_YOUR GOAL_
Check each line of the listing below for the word "millimetre" and say how many lines have it. Nothing else should be written.

---------- DATA SHOWN

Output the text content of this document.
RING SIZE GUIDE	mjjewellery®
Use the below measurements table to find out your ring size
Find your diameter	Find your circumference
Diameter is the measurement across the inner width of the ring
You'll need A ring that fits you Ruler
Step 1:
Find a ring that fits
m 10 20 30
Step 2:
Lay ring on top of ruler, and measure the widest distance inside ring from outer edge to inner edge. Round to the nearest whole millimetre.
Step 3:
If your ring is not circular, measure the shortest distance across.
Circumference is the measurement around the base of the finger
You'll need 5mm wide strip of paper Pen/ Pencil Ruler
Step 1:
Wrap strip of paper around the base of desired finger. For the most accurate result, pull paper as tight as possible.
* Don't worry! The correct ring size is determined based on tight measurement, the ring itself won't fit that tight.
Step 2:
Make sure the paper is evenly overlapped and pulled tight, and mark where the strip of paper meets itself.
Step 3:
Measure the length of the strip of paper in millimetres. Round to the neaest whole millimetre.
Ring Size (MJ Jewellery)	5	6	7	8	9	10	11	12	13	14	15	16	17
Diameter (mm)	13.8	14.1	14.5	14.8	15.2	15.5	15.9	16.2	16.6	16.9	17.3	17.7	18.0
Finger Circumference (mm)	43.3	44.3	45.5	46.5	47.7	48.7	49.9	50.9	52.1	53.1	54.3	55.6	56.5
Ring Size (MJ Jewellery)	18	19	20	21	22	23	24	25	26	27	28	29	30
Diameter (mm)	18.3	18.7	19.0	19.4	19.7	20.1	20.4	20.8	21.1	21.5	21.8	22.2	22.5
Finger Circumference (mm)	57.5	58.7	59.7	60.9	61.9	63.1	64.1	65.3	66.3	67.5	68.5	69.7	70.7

--------------------
---------- DATA SHOWN

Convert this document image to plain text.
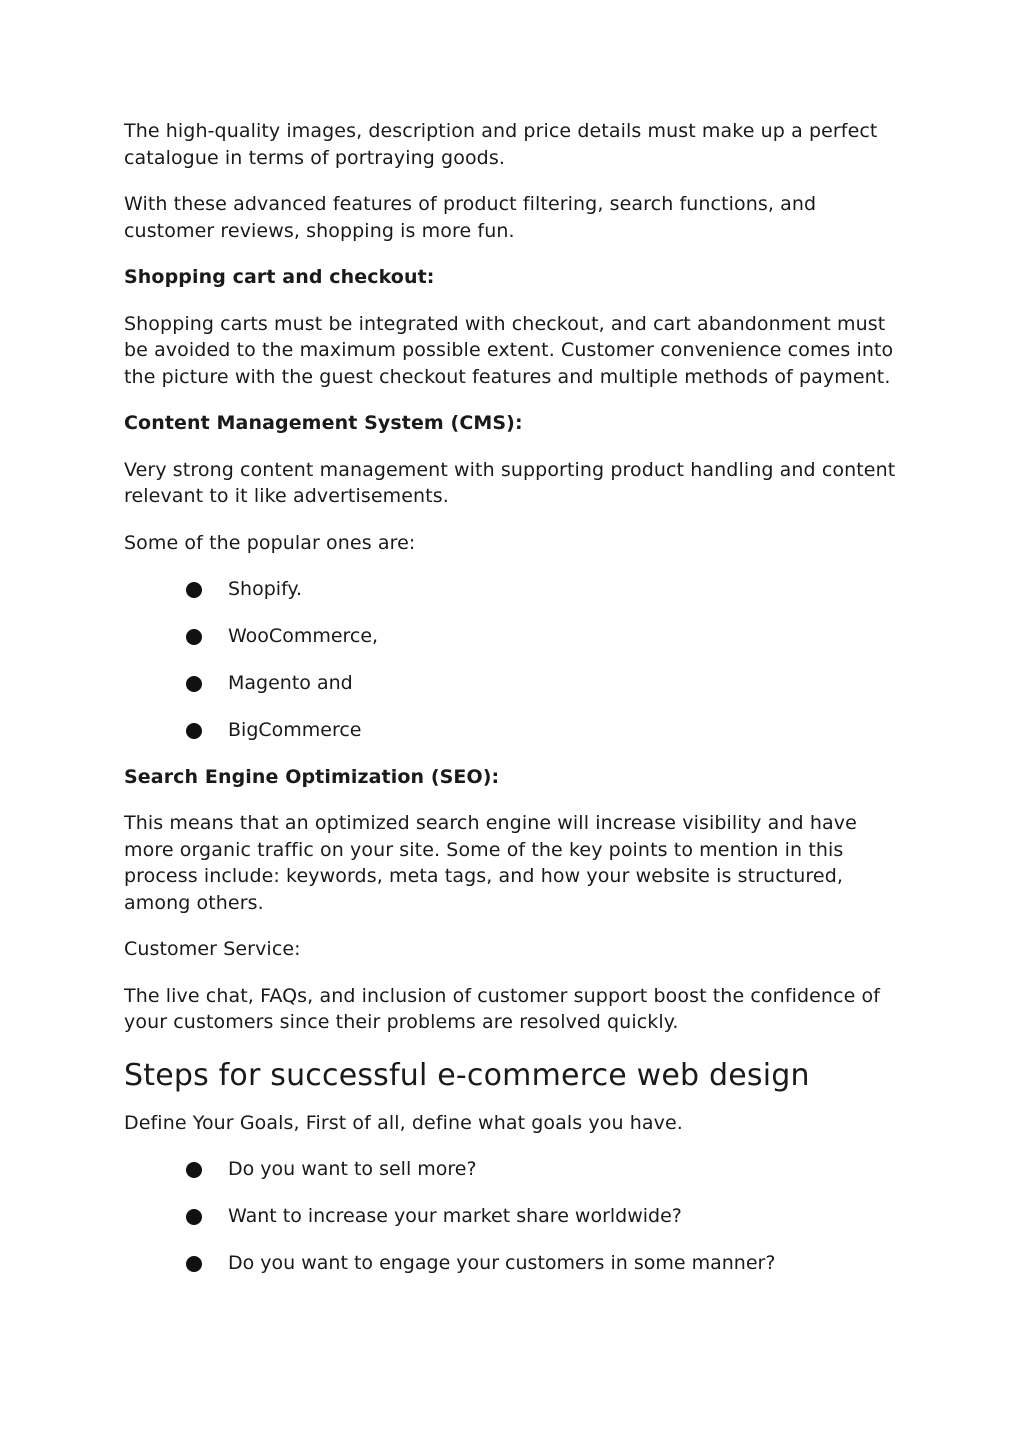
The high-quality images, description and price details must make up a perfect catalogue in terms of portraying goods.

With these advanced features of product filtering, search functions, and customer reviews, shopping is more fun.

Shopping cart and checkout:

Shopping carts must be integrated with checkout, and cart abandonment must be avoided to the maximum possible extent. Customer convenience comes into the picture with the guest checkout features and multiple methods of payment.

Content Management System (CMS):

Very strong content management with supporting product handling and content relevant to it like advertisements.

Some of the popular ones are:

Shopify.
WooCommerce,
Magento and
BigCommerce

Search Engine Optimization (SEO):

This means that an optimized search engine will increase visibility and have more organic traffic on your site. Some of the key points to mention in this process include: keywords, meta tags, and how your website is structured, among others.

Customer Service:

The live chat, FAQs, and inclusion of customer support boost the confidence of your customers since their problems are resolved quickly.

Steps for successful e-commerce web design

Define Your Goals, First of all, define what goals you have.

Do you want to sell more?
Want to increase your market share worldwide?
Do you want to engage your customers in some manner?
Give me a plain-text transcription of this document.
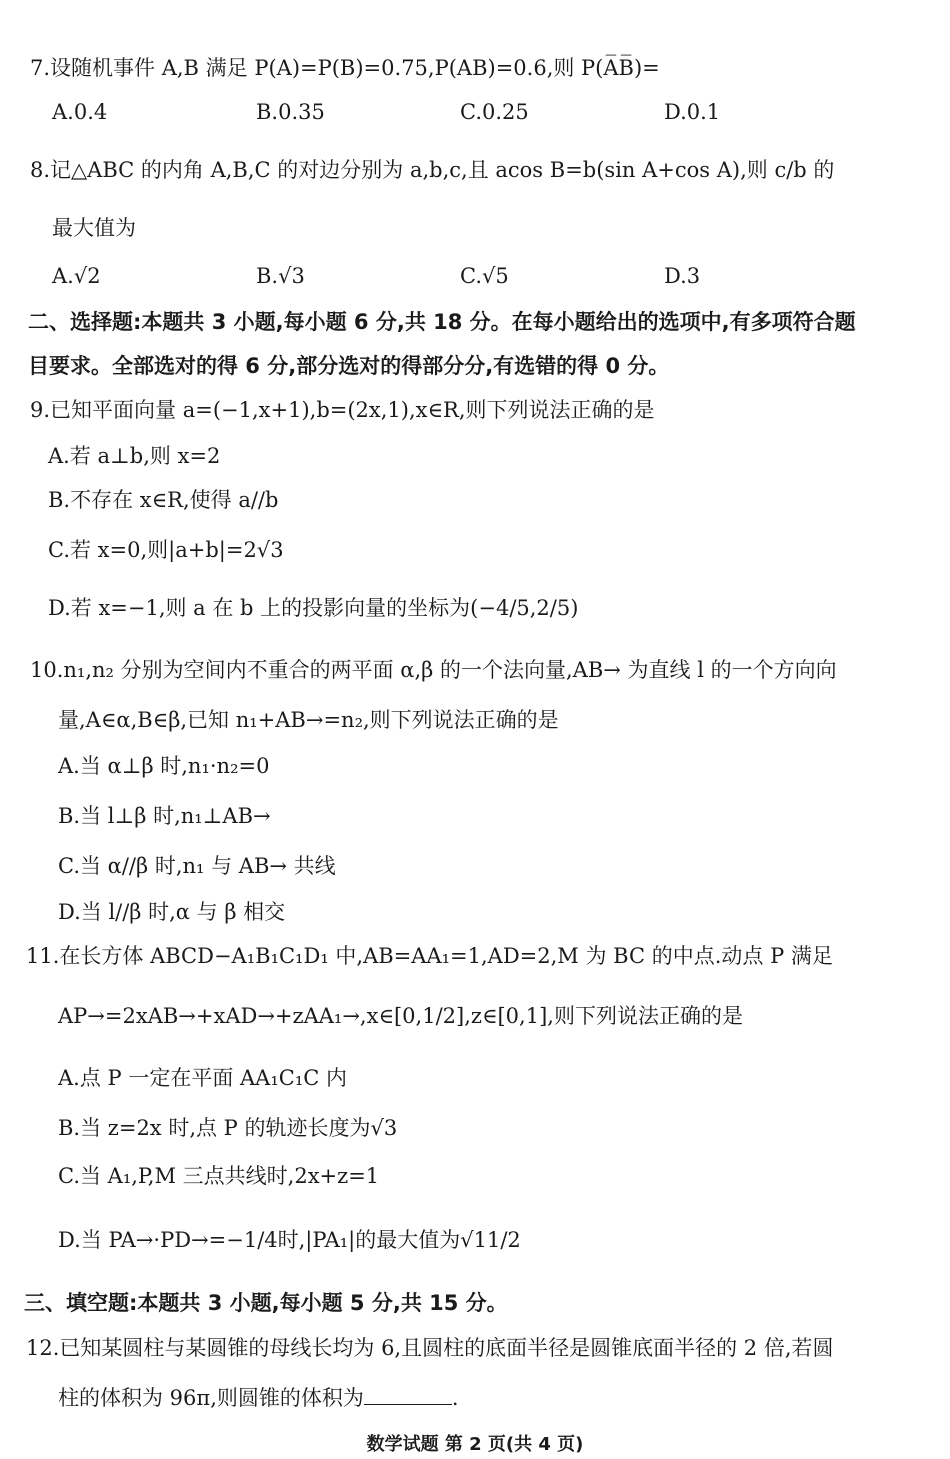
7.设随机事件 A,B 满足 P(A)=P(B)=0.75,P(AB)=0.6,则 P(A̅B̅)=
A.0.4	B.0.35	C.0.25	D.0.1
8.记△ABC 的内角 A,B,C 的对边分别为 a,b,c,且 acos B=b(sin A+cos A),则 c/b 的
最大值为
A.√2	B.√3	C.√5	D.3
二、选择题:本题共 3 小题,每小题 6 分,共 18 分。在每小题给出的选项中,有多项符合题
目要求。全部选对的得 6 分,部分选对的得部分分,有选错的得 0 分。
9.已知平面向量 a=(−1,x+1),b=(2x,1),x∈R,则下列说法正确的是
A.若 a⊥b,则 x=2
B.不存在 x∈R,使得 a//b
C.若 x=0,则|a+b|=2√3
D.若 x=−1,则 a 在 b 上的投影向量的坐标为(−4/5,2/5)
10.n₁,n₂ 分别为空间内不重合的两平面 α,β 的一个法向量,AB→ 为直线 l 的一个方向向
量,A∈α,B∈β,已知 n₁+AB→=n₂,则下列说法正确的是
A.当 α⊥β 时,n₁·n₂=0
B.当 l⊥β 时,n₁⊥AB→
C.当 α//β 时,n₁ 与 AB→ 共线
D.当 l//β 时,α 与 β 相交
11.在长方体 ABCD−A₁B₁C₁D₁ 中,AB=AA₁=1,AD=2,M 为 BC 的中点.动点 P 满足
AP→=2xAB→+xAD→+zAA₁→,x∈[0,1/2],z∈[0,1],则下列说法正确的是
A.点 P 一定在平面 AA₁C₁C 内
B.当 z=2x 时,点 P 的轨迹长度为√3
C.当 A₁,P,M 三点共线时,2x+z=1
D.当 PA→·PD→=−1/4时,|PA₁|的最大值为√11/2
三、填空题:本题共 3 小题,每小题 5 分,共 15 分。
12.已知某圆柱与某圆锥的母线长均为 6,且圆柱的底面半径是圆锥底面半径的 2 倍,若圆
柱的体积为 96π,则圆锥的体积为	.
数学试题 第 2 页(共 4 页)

--------------------

_RESPONSE TO THIS EXERCISE_
2